WORK INSTRUCTIONS — From the listing below, extract each entry exactly as written, minus the images.

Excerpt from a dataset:
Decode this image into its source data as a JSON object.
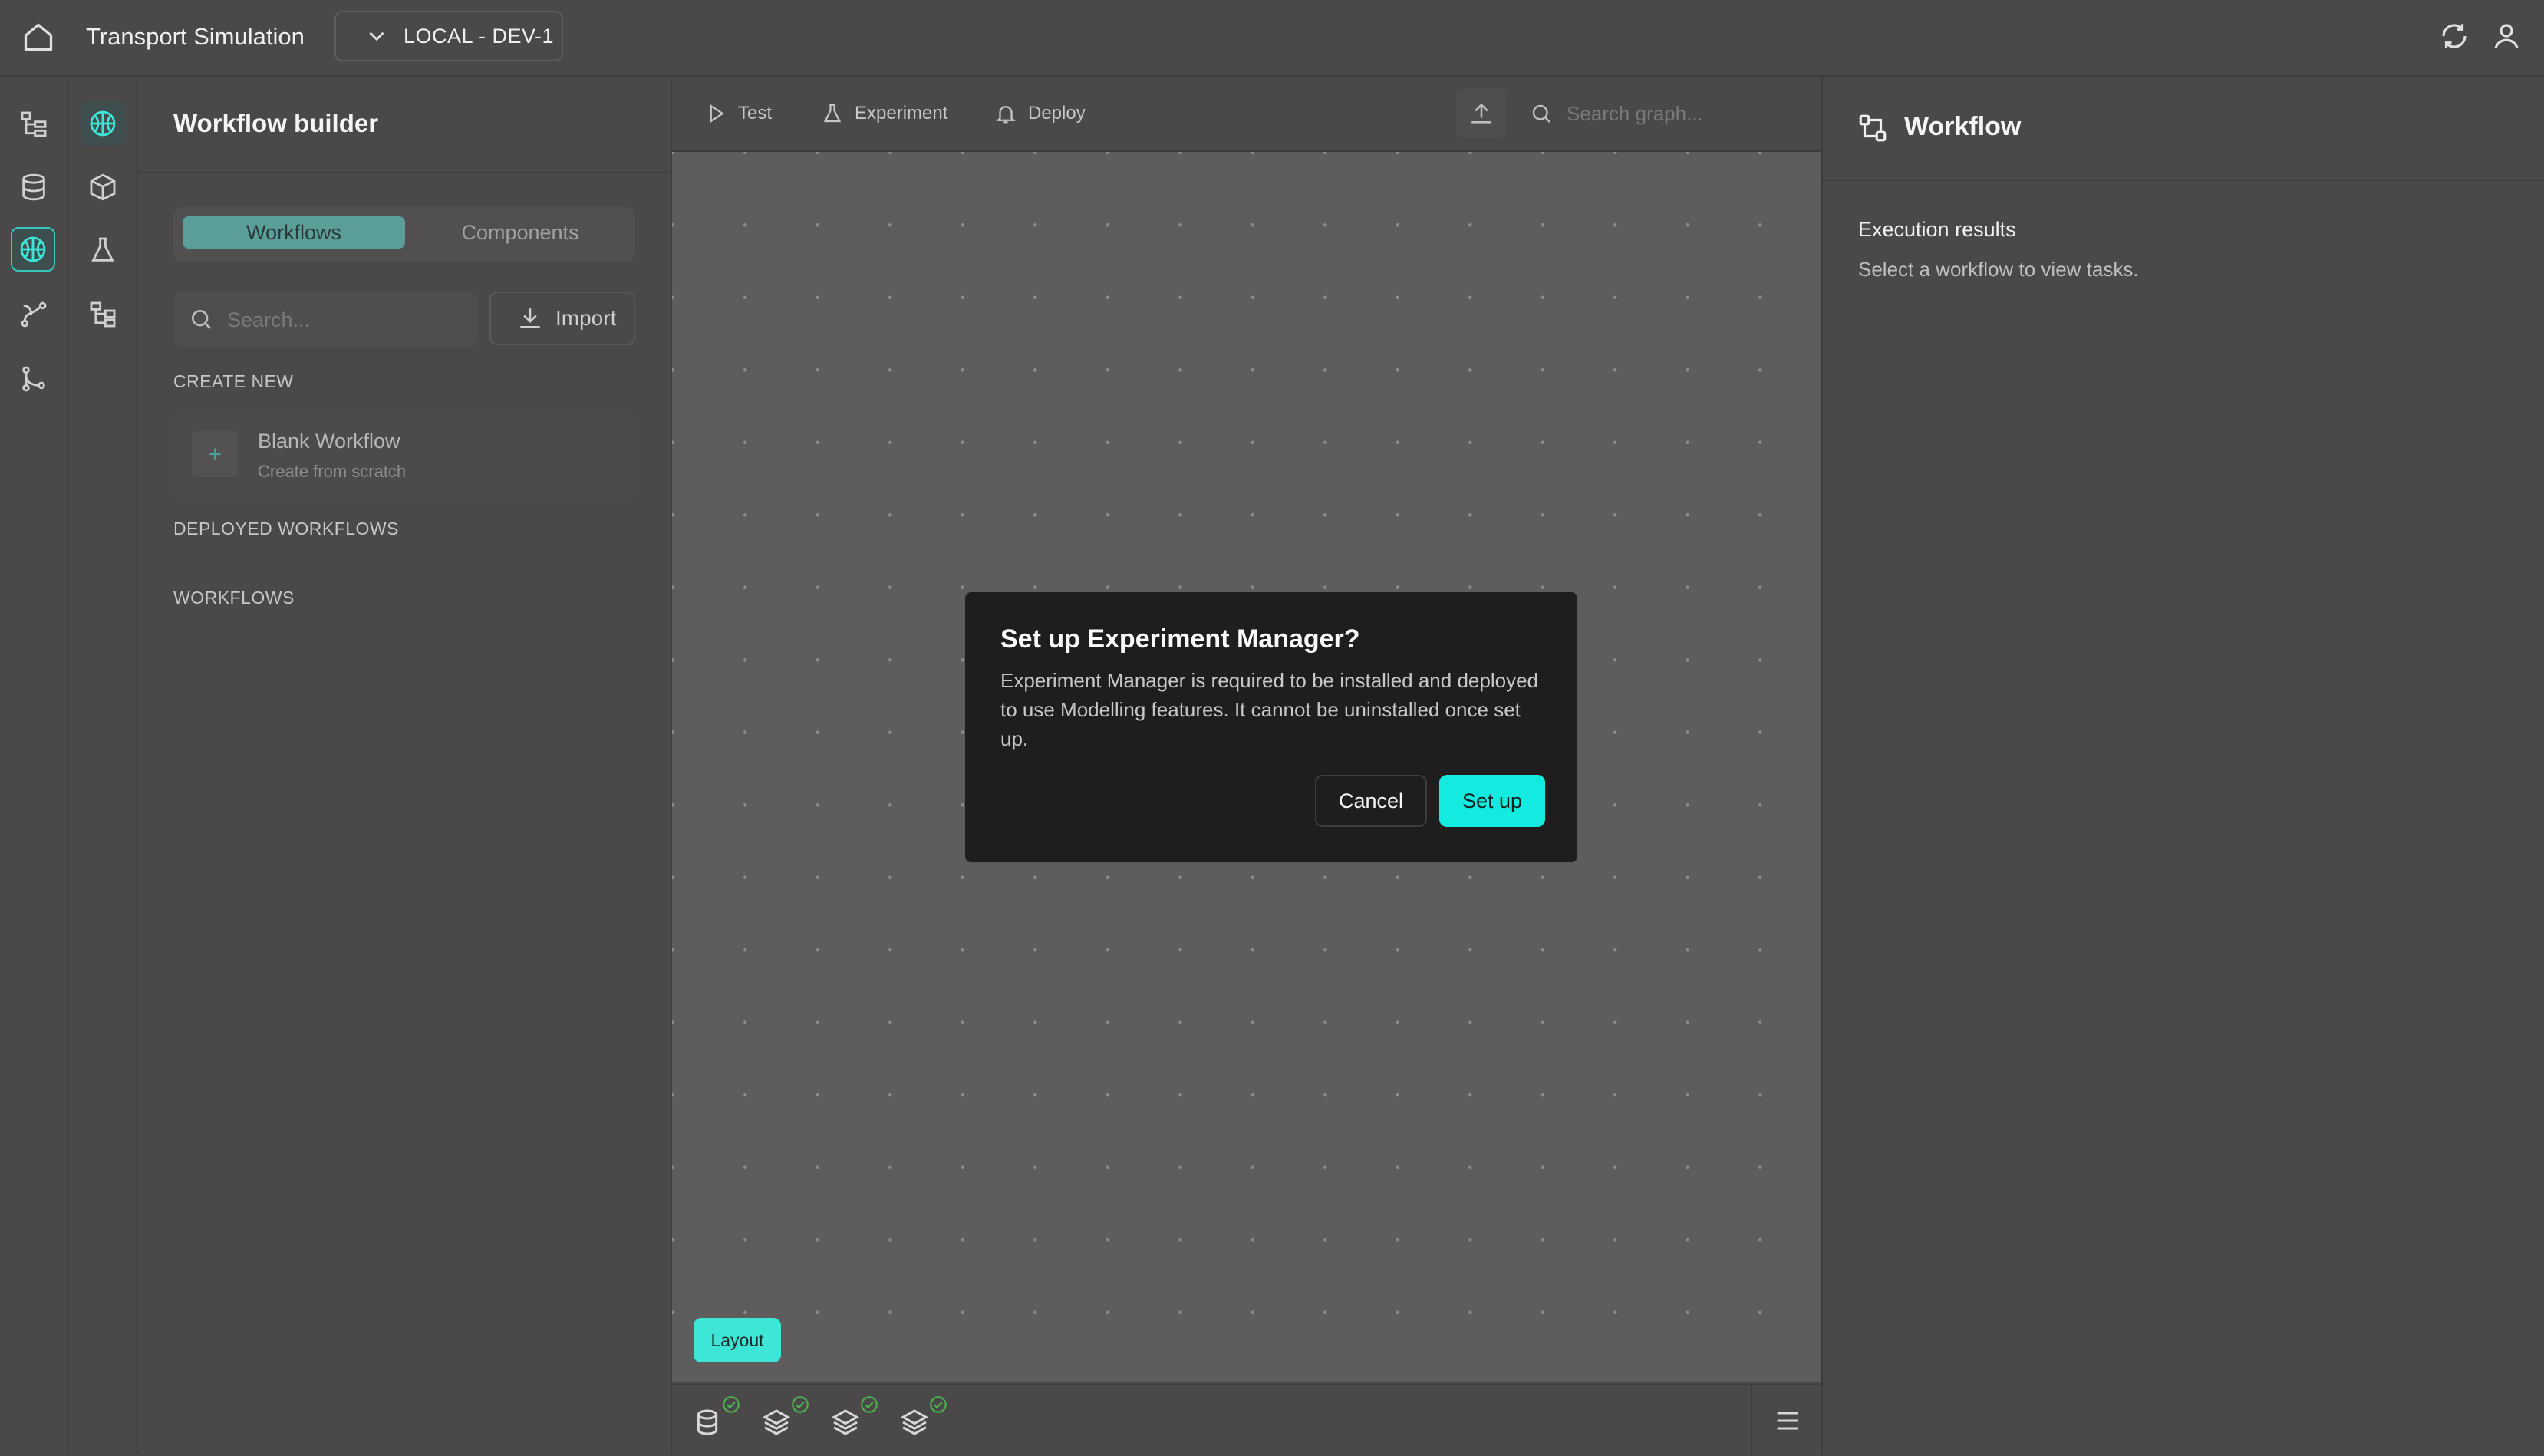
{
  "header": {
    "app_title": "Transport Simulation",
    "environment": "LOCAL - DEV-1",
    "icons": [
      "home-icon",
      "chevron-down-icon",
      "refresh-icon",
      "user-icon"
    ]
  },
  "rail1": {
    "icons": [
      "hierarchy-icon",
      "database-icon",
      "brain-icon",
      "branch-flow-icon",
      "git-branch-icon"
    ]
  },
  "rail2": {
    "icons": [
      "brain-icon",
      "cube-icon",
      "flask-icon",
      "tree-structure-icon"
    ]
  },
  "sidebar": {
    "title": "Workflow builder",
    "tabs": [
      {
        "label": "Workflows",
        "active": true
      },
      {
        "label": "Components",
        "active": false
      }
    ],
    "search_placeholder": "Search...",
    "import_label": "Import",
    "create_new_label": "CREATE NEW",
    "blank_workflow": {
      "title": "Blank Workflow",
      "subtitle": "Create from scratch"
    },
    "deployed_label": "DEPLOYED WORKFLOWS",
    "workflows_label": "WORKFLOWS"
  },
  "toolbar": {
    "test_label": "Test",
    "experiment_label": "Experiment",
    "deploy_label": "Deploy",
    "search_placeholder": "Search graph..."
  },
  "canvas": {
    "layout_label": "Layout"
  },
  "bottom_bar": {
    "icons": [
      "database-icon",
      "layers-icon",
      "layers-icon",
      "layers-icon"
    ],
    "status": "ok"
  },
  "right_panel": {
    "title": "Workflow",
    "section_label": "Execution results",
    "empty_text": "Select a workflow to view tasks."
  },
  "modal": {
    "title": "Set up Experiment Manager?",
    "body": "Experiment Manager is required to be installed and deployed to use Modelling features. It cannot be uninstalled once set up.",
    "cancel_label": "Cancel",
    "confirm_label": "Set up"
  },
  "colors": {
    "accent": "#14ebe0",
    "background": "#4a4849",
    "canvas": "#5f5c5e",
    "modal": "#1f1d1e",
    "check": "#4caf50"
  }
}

FINAL RESULT —
Decode this image into its source data as a JSON object.
{
  "header": {
    "app_title": "Transport Simulation",
    "environment": "LOCAL - DEV-1",
    "icons": [
      "home-icon",
      "chevron-down-icon",
      "refresh-icon",
      "user-icon"
    ]
  },
  "rail1": {
    "icons": [
      "hierarchy-icon",
      "database-icon",
      "brain-icon",
      "branch-flow-icon",
      "git-branch-icon"
    ]
  },
  "rail2": {
    "icons": [
      "brain-icon",
      "cube-icon",
      "flask-icon",
      "tree-structure-icon"
    ]
  },
  "sidebar": {
    "title": "Workflow builder",
    "tabs": [
      {
        "label": "Workflows",
        "active": true
      },
      {
        "label": "Components",
        "active": false
      }
    ],
    "search_placeholder": "Search...",
    "import_label": "Import",
    "create_new_label": "CREATE NEW",
    "blank_workflow": {
      "title": "Blank Workflow",
      "subtitle": "Create from scratch"
    },
    "deployed_label": "DEPLOYED WORKFLOWS",
    "workflows_label": "WORKFLOWS"
  },
  "toolbar": {
    "test_label": "Test",
    "experiment_label": "Experiment",
    "deploy_label": "Deploy",
    "search_placeholder": "Search graph..."
  },
  "canvas": {
    "layout_label": "Layout"
  },
  "bottom_bar": {
    "icons": [
      "database-icon",
      "layers-icon",
      "layers-icon",
      "layers-icon"
    ],
    "status": "ok"
  },
  "right_panel": {
    "title": "Workflow",
    "section_label": "Execution results",
    "empty_text": "Select a workflow to view tasks."
  },
  "modal": {
    "title": "Set up Experiment Manager?",
    "body": "Experiment Manager is required to be installed and deployed to use Modelling features. It cannot be uninstalled once set up.",
    "cancel_label": "Cancel",
    "confirm_label": "Set up"
  },
  "colors": {
    "accent": "#14ebe0",
    "background": "#4a4849",
    "canvas": "#5f5c5e",
    "modal": "#1f1d1e",
    "check": "#4caf50"
  }
}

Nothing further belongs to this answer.